# Task to complete:
Using the records below, filter out every line that lacks "calories" and copy the rest.

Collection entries
----

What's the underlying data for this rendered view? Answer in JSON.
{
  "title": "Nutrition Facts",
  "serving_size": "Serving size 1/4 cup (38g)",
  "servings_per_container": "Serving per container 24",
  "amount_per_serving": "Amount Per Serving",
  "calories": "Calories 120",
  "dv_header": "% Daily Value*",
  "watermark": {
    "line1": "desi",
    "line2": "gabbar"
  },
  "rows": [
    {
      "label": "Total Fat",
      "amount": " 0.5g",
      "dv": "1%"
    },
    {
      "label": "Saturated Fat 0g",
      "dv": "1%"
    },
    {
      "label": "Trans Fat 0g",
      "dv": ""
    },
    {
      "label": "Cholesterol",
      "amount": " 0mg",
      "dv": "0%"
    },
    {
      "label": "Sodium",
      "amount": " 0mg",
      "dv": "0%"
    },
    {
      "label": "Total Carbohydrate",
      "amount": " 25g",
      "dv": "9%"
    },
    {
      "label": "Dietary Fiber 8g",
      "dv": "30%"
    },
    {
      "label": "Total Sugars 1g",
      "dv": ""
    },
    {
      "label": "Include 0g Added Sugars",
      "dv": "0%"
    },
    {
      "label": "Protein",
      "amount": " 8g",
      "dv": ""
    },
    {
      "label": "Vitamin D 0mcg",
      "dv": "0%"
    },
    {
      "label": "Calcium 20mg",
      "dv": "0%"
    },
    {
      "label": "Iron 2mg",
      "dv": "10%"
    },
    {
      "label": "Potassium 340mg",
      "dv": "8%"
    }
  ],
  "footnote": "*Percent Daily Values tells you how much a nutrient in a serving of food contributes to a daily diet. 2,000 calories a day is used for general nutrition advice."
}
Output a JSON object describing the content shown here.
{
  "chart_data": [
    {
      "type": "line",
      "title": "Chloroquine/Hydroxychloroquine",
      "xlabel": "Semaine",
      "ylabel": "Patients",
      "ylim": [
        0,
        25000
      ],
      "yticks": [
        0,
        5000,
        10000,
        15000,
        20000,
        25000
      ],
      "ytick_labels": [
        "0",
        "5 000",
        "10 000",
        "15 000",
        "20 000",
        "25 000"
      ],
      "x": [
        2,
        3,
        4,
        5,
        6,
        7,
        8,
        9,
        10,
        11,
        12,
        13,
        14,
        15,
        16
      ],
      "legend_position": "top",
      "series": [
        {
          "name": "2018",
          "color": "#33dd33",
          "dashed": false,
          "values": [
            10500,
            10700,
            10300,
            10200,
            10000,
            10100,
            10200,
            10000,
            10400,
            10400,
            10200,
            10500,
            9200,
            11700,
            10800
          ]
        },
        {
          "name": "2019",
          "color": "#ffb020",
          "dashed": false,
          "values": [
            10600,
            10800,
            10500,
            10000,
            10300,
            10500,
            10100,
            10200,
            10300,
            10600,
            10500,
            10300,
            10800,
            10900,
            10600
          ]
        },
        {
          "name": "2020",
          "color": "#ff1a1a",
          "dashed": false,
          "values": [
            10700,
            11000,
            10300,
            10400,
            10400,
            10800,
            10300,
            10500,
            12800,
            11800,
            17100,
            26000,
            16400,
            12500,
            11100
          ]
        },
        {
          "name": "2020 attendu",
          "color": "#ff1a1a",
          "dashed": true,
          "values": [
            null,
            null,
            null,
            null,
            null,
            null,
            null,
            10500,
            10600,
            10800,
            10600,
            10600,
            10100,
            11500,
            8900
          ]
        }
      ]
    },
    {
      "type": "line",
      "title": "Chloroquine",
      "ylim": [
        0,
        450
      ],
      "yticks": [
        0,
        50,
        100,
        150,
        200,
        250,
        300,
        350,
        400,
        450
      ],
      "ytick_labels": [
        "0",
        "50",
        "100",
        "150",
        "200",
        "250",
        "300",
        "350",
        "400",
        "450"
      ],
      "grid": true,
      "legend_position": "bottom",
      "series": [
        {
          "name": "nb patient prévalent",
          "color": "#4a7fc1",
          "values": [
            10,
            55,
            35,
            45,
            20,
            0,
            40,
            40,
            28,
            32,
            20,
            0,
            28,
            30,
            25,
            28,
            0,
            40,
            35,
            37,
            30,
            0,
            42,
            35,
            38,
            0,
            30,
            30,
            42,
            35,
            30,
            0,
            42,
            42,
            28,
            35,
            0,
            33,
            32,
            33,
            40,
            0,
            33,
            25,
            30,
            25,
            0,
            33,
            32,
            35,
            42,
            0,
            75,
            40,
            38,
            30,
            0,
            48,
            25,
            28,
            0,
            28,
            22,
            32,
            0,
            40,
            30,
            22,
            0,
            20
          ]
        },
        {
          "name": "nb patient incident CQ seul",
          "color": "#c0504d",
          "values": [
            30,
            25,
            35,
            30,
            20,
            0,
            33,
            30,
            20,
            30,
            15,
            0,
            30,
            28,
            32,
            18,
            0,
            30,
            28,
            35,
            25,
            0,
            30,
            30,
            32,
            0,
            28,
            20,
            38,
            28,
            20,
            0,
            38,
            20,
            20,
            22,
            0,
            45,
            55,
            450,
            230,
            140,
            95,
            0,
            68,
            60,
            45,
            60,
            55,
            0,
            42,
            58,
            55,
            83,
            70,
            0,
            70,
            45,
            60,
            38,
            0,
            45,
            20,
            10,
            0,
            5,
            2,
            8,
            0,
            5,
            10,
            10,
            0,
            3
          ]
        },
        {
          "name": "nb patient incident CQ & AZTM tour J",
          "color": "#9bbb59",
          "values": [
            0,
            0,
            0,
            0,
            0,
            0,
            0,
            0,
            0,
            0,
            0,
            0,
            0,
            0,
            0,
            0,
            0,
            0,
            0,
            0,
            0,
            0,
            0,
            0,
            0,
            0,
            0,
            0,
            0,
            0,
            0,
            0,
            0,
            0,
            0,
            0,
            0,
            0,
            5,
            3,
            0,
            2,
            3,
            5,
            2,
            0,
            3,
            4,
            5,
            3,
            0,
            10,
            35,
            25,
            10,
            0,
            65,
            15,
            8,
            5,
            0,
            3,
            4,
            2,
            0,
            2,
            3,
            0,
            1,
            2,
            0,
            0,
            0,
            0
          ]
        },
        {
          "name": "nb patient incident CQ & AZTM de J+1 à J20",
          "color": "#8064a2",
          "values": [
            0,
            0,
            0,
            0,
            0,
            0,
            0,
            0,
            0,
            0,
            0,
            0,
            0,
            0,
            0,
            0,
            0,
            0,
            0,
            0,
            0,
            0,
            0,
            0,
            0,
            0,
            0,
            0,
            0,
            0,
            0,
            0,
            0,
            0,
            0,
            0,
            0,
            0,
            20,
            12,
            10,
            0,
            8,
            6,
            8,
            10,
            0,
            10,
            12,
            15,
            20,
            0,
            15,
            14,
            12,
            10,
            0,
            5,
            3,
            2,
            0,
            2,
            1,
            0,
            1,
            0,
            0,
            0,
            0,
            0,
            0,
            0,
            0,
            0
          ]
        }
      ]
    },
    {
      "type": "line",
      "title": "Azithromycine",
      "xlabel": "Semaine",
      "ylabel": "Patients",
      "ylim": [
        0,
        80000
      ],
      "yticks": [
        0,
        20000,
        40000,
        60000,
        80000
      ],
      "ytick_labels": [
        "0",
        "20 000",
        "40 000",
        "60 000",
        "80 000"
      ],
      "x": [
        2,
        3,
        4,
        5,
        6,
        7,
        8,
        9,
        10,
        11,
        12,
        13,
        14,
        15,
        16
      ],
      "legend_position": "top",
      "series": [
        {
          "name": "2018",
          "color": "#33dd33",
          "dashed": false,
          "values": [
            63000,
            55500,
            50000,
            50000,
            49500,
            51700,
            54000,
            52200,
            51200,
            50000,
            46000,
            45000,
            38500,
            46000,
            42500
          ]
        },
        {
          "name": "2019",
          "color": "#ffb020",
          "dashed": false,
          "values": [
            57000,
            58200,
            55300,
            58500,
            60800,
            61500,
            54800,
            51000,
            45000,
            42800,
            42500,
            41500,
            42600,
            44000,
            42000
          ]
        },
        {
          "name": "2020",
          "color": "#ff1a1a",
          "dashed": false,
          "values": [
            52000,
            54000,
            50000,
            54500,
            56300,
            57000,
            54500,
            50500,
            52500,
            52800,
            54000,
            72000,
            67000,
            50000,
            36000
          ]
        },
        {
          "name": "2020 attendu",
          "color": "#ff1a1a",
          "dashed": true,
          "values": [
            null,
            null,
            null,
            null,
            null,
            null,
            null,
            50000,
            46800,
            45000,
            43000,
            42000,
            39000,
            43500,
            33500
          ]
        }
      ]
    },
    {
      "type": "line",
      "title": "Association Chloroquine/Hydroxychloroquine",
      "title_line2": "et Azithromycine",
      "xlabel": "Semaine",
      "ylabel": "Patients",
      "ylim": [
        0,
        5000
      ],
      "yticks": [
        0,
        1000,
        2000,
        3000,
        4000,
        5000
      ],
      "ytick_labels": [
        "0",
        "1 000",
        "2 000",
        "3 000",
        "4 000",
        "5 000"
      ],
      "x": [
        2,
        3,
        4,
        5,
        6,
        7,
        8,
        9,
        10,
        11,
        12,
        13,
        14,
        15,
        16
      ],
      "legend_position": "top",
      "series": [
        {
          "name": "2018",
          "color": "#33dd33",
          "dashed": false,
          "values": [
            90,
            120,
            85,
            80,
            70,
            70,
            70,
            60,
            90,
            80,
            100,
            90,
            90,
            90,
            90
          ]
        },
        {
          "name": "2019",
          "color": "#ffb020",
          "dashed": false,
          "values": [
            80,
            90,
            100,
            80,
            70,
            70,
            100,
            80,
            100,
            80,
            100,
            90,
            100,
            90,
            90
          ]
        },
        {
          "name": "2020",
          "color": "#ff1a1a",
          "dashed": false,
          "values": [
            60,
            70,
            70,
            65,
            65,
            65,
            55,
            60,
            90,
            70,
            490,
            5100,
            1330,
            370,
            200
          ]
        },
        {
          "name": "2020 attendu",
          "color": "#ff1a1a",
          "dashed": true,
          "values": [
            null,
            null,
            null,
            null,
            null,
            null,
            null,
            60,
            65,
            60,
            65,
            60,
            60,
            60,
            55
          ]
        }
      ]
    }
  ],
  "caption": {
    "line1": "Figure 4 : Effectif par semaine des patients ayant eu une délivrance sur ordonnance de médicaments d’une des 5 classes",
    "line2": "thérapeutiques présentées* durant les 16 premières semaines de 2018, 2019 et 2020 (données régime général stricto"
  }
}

----

# Response for this exercise:
  "calories": "Calories 120",
  "footnote": "*Percent Daily Values tells you how much a nutrient in a serving of food contributes to a daily diet. 2,000 calories a day is used for general nutrition advice."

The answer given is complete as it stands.